Task description ::
Report only the number of lines in this material that include "JSON".

===

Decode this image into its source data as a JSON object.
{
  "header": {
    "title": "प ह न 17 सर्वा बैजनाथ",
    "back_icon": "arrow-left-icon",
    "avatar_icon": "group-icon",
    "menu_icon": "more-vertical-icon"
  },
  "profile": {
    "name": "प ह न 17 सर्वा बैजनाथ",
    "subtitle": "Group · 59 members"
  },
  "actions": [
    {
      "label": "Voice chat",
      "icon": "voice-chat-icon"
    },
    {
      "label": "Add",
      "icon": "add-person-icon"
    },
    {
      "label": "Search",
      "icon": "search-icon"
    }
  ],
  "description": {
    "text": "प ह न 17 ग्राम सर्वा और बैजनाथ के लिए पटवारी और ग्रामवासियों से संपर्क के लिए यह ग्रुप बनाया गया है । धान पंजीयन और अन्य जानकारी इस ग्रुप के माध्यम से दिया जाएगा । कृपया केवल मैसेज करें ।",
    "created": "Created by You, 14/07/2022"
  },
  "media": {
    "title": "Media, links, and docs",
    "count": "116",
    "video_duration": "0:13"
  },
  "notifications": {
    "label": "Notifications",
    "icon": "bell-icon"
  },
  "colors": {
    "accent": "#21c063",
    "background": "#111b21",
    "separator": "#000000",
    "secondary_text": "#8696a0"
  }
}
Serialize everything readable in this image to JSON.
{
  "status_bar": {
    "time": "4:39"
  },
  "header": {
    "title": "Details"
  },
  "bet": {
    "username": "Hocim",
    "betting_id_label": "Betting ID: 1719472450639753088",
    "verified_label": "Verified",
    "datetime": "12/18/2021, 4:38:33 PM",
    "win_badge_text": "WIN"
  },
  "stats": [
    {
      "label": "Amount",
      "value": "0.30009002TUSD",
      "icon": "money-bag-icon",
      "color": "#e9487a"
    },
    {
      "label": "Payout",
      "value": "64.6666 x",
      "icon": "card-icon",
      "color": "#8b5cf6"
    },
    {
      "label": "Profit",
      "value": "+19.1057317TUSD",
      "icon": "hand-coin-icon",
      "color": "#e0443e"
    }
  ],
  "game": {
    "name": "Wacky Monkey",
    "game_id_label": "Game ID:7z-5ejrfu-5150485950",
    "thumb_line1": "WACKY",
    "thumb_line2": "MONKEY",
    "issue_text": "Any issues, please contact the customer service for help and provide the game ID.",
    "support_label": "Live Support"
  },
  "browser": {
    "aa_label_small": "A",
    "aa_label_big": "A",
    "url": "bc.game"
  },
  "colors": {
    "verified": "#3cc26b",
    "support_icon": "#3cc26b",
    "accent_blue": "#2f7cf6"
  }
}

===

Final answer ::
2